Extract the records in full, leaving every picture out.

══ SUPPLIED MATERIAL ══

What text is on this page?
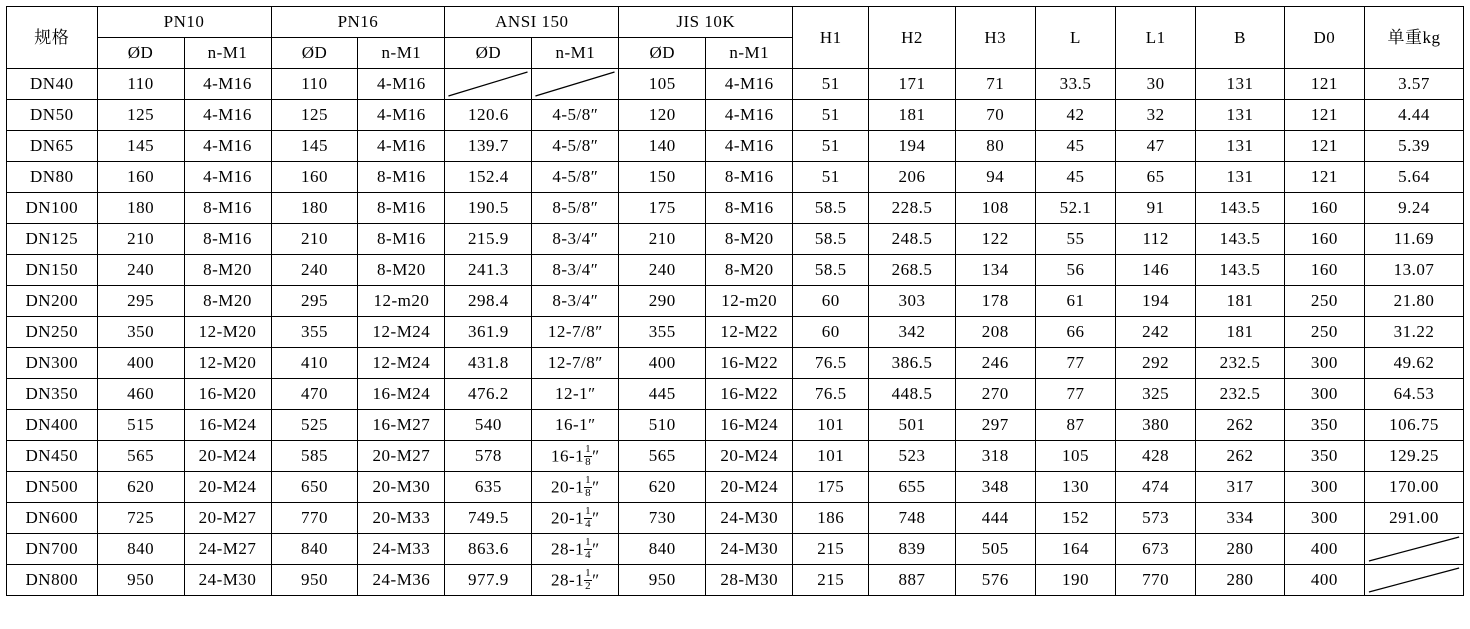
规格	PN10		PN16		ANSI 150		JIS 10K		H1	H2	H3	L	L1	B	D0	单重kg
	ØD	n-M1	ØD	n-M1	ØD	n-M1	ØD	n-M1								
DN40	110	4-M16	110	4-M16			105	4-M16	51	171	71	33.5	30	131	121	3.57
DN50	125	4-M16	125	4-M16	120.6	4-5/8″	120	4-M16	51	181	70	42	32	131	121	4.44
DN65	145	4-M16	145	4-M16	139.7	4-5/8″	140	4-M16	51	194	80	45	47	131	121	5.39
DN80	160	4-M16	160	8-M16	152.4	4-5/8″	150	8-M16	51	206	94	45	65	131	121	5.64
DN100	180	8-M16	180	8-M16	190.5	8-5/8″	175	8-M16	58.5	228.5	108	52.1	91	143.5	160	9.24
DN125	210	8-M16	210	8-M16	215.9	8-3/4″	210	8-M20	58.5	248.5	122	55	112	143.5	160	11.69
DN150	240	8-M20	240	8-M20	241.3	8-3/4″	240	8-M20	58.5	268.5	134	56	146	143.5	160	13.07
DN200	295	8-M20	295	12-m20	298.4	8-3/4″	290	12-m20	60	303	178	61	194	181	250	21.80
DN250	350	12-M20	355	12-M24	361.9	12-7/8″	355	12-M22	60	342	208	66	242	181	250	31.22
DN300	400	12-M20	410	12-M24	431.8	12-7/8″	400	16-M22	76.5	386.5	246	77	292	232.5	300	49.62
DN350	460	16-M20	470	16-M24	476.2	12-1″	445	16-M22	76.5	448.5	270	77	325	232.5	300	64.53
DN400	515	16-M24	525	16-M27	540	16-1″	510	16-M24	101	501	297	87	380	262	350	106.75
DN450	565	20-M24	585	20-M27	578	$16-1 \frac{1}{8}$ ″	565	20-M24	101	523	318	105	428	262	350	129.25
DN500	620	20-M24	650	20-M30	635	$20-1 \frac{1}{8}$ ″	620	20-M24	175	655	348	130	474	317	300	170.00
DN600	725	20-M27	770	20-M33	749.5	$20-1 \frac{1}{4}$ ″	730	24-M30	186	748	444	152	573	334	300	291.00
DN700	840	24-M27	840	24-M33	863.6	$28-1 \frac{1}{4}$ ″	840	24-M30	215	839	505	164	673	280	400	

DN800	950	24-M30	950	24-M36	977.9	$28-1 \frac{1}{2}$ ″	950	28-M30	215	887	576	190	770	280	400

═══

■ SOLUTION FOR THIS PROBLEM:
What text is on this page?
规格	PN10		PN16		ANSI 150		JIS 10K		H1	H2	H3	L	L1	B	D0	单重kg
	ØD	n-M1	ØD	n-M1	ØD	n-M1	ØD	n-M1								
DN40	110	4-M16	110	4-M16			105	4-M16	51	171	71	33.5	30	131	121	3.57
DN50	125	4-M16	125	4-M16	120.6	4-5/8″	120	4-M16	51	181	70	42	32	131	121	4.44
DN65	145	4-M16	145	4-M16	139.7	4-5/8″	140	4-M16	51	194	80	45	47	131	121	5.39
DN80	160	4-M16	160	8-M16	152.4	4-5/8″	150	8-M16	51	206	94	45	65	131	121	5.64
DN100	180	8-M16	180	8-M16	190.5	8-5/8″	175	8-M16	58.5	228.5	108	52.1	91	143.5	160	9.24
DN125	210	8-M16	210	8-M16	215.9	8-3/4″	210	8-M20	58.5	248.5	122	55	112	143.5	160	11.69
DN150	240	8-M20	240	8-M20	241.3	8-3/4″	240	8-M20	58.5	268.5	134	56	146	143.5	160	13.07
DN200	295	8-M20	295	12-m20	298.4	8-3/4″	290	12-m20	60	303	178	61	194	181	250	21.80
DN250	350	12-M20	355	12-M24	361.9	12-7/8″	355	12-M22	60	342	208	66	242	181	250	31.22
DN300	400	12-M20	410	12-M24	431.8	12-7/8″	400	16-M22	76.5	386.5	246	77	292	232.5	300	49.62
DN350	460	16-M20	470	16-M24	476.2	12-1″	445	16-M22	76.5	448.5	270	77	325	232.5	300	64.53
DN400	515	16-M24	525	16-M27	540	16-1″	510	16-M24	101	501	297	87	380	262	350	106.75
DN450	565	20-M24	585	20-M27	578	$16-1 \frac{1}{8}$ ″	565	20-M24	101	523	318	105	428	262	350	129.25
DN500	620	20-M24	650	20-M30	635	$20-1 \frac{1}{8}$ ″	620	20-M24	175	655	348	130	474	317	300	170.00
DN600	725	20-M27	770	20-M33	749.5	$20-1 \frac{1}{4}$ ″	730	24-M30	186	748	444	152	573	334	300	291.00
DN700	840	24-M27	840	24-M33	863.6	$28-1 \frac{1}{4}$ ″	840	24-M30	215	839	505	164	673	280	400	

DN800	950	24-M30	950	24-M36	977.9	$28-1 \frac{1}{2}$ ″	950	28-M30	215	887	576	190	770	280	400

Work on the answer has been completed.